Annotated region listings

◆ ◆ ◆ ◆ ◆ ◆ ◆

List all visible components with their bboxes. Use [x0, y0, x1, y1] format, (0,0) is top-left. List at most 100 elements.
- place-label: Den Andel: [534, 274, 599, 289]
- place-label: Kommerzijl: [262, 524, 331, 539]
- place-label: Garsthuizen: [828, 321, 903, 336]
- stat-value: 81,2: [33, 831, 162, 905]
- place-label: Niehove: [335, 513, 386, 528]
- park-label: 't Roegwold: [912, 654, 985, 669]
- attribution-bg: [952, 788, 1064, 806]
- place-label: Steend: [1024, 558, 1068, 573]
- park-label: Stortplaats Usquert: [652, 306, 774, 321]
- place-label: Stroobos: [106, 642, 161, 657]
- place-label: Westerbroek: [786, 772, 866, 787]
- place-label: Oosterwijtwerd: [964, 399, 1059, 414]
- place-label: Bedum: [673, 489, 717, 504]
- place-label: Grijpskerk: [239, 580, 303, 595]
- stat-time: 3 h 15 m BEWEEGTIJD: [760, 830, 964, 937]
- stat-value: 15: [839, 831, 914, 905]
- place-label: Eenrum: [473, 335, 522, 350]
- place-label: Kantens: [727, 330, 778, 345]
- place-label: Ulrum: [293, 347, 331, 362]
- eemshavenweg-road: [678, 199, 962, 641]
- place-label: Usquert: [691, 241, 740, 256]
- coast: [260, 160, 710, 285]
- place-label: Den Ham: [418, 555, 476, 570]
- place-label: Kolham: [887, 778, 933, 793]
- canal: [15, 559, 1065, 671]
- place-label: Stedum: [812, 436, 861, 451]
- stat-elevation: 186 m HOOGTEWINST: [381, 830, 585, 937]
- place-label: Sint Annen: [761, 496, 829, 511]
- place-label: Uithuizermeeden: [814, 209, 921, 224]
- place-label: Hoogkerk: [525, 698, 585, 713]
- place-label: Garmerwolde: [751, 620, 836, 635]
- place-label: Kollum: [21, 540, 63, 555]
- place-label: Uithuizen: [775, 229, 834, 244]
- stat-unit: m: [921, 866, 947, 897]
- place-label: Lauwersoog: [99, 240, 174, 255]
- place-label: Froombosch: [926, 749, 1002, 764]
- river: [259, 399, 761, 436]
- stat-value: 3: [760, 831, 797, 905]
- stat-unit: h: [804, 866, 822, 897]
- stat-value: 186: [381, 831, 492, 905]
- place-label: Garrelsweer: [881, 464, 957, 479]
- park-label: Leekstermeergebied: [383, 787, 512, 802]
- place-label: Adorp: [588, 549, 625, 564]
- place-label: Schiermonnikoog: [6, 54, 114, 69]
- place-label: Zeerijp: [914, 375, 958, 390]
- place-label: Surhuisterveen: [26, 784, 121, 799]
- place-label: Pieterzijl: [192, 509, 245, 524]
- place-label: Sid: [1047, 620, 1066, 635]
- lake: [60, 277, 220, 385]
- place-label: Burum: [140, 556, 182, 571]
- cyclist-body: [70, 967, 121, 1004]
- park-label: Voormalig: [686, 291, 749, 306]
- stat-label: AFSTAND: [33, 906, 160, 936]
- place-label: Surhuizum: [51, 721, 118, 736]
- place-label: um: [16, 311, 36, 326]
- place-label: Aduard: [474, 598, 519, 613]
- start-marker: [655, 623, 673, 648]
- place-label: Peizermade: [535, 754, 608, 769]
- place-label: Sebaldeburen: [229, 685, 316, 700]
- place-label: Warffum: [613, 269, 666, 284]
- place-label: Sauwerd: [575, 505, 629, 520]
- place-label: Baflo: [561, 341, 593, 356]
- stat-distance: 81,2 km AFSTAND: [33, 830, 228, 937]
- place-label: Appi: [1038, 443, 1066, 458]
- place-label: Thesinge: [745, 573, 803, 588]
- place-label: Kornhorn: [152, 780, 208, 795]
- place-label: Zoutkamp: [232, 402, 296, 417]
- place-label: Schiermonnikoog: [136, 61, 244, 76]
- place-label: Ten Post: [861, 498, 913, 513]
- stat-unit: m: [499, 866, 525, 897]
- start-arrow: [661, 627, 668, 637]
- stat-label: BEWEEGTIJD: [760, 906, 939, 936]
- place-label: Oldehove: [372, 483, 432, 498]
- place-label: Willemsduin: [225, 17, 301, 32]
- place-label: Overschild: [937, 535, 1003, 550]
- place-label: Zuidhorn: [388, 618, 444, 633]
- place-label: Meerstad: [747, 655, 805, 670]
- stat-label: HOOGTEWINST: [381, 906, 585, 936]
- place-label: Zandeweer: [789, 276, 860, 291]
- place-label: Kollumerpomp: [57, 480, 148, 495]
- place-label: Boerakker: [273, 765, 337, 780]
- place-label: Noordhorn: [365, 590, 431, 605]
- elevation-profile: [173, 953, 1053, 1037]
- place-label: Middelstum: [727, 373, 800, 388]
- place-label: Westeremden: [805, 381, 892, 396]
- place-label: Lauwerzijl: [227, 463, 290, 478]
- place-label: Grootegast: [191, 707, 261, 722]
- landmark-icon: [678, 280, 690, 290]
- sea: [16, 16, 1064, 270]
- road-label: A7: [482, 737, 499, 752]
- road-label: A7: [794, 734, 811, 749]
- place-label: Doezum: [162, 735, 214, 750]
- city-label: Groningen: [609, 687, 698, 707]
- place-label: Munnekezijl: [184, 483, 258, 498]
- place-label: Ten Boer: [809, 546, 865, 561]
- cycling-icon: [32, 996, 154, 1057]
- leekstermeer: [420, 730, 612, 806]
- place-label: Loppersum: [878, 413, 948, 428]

◆ ◆ ◆ ◆ ◆ ◆ ◆

Recast each line of the records above as a numbered list, leaving out any blank lines.

Task answer:
1. List all visible components with their bboxes. Use [x0, y0, x1, y1] format, (0,0) is top-left. List at most 100 elements.
2. - place-label: Den Andel: [534, 274, 599, 289]
3. - place-label: Kommerzijl: [262, 524, 331, 539]
4. - place-label: Garsthuizen: [828, 321, 903, 336]
5. - stat-value: 81,2: [33, 831, 162, 905]
6. - place-label: Niehove: [335, 513, 386, 528]
7. - park-label: 't Roegwold: [912, 654, 985, 669]
8. - attribution-bg: [952, 788, 1064, 806]
9. - place-label: Steend: [1024, 558, 1068, 573]
10. - park-label: Stortplaats Usquert: [652, 306, 774, 321]
11. - place-label: Stroobos: [106, 642, 161, 657]
12. - place-label: Westerbroek: [786, 772, 866, 787]
13. - place-label: Oosterwijtwerd: [964, 399, 1059, 414]
14. - place-label: Bedum: [673, 489, 717, 504]
15. - place-label: Grijpskerk: [239, 580, 303, 595]
16. - stat-time: 3 h 15 m BEWEEGTIJD: [760, 830, 964, 937]
17. - stat-value: 15: [839, 831, 914, 905]
18. - place-label: Eenrum: [473, 335, 522, 350]
19. - place-label: Kantens: [727, 330, 778, 345]
20. - place-label: Ulrum: [293, 347, 331, 362]
21. - eemshavenweg-road: [678, 199, 962, 641]
22. - place-label: Usquert: [691, 241, 740, 256]
23. - coast: [260, 160, 710, 285]
24. - place-label: Den Ham: [418, 555, 476, 570]
25. - place-label: Kolham: [887, 778, 933, 793]
26. - canal: [15, 559, 1065, 671]
27. - place-label: Stedum: [812, 436, 861, 451]
28. - stat-elevation: 186 m HOOGTEWINST: [381, 830, 585, 937]
29. - place-label: Sint Annen: [761, 496, 829, 511]
30. - place-label: Uithuizermeeden: [814, 209, 921, 224]
31. - place-label: Hoogkerk: [525, 698, 585, 713]
32. - place-label: Garmerwolde: [751, 620, 836, 635]
33. - place-label: Kollum: [21, 540, 63, 555]
34. - place-label: Uithuizen: [775, 229, 834, 244]
35. - stat-unit: m: [921, 866, 947, 897]
36. - place-label: Lauwersoog: [99, 240, 174, 255]
37. - place-label: Froombosch: [926, 749, 1002, 764]
38. - river: [259, 399, 761, 436]
39. - stat-value: 3: [760, 831, 797, 905]
40. - stat-unit: h: [804, 866, 822, 897]
41. - stat-value: 186: [381, 831, 492, 905]
42. - place-label: Garrelsweer: [881, 464, 957, 479]
43. - park-label: Leekstermeergebied: [383, 787, 512, 802]
44. - place-label: Adorp: [588, 549, 625, 564]
45. - place-label: Schiermonnikoog: [6, 54, 114, 69]
46. - place-label: Zeerijp: [914, 375, 958, 390]
47. - place-label: Surhuisterveen: [26, 784, 121, 799]
48. - place-label: Pieterzijl: [192, 509, 245, 524]
49. - place-label: Sid: [1047, 620, 1066, 635]
50. - lake: [60, 277, 220, 385]
51. - place-label: Burum: [140, 556, 182, 571]
52. - cyclist-body: [70, 967, 121, 1004]
53. - park-label: Voormalig: [686, 291, 749, 306]
54. - stat-label: AFSTAND: [33, 906, 160, 936]
55. - place-label: Surhuizum: [51, 721, 118, 736]
56. - place-label: um: [16, 311, 36, 326]
57. - place-label: Aduard: [474, 598, 519, 613]
58. - start-marker: [655, 623, 673, 648]
59. - place-label: Peizermade: [535, 754, 608, 769]
60. - place-label: Sebaldeburen: [229, 685, 316, 700]
61. - place-label: Warffum: [613, 269, 666, 284]
62. - place-label: Sauwerd: [575, 505, 629, 520]
63. - place-label: Baflo: [561, 341, 593, 356]
64. - stat-distance: 81,2 km AFSTAND: [33, 830, 228, 937]
65. - place-label: Appi: [1038, 443, 1066, 458]
66. - place-label: Thesinge: [745, 573, 803, 588]
67. - place-label: Kornhorn: [152, 780, 208, 795]
68. - place-label: Zoutkamp: [232, 402, 296, 417]
69. - place-label: Schiermonnikoog: [136, 61, 244, 76]
70. - place-label: Ten Post: [861, 498, 913, 513]
71. - stat-unit: m: [499, 866, 525, 897]
72. - start-arrow: [661, 627, 668, 637]
73. - stat-label: BEWEEGTIJD: [760, 906, 939, 936]
74. - place-label: Oldehove: [372, 483, 432, 498]
75. - place-label: Willemsduin: [225, 17, 301, 32]
76. - place-label: Overschild: [937, 535, 1003, 550]
77. - place-label: Zuidhorn: [388, 618, 444, 633]
78. - place-label: Meerstad: [747, 655, 805, 670]
79. - stat-label: HOOGTEWINST: [381, 906, 585, 936]
80. - place-label: Zandeweer: [789, 276, 860, 291]
81. - place-label: Kollumerpomp: [57, 480, 148, 495]
82. - place-label: Boerakker: [273, 765, 337, 780]
83. - place-label: Noordhorn: [365, 590, 431, 605]
84. - elevation-profile: [173, 953, 1053, 1037]
85. - place-label: Middelstum: [727, 373, 800, 388]
86. - place-label: Westeremden: [805, 381, 892, 396]
87. - place-label: Lauwerzijl: [227, 463, 290, 478]
88. - place-label: Grootegast: [191, 707, 261, 722]
89. - landmark-icon: [678, 280, 690, 290]
90. - sea: [16, 16, 1064, 270]
91. - road-label: A7: [482, 737, 499, 752]
92. - road-label: A7: [794, 734, 811, 749]
93. - place-label: Doezum: [162, 735, 214, 750]
94. - city-label: Groningen: [609, 687, 698, 707]
95. - place-label: Munnekezijl: [184, 483, 258, 498]
96. - place-label: Ten Boer: [809, 546, 865, 561]
97. - cycling-icon: [32, 996, 154, 1057]
98. - leekstermeer: [420, 730, 612, 806]
99. - place-label: Loppersum: [878, 413, 948, 428]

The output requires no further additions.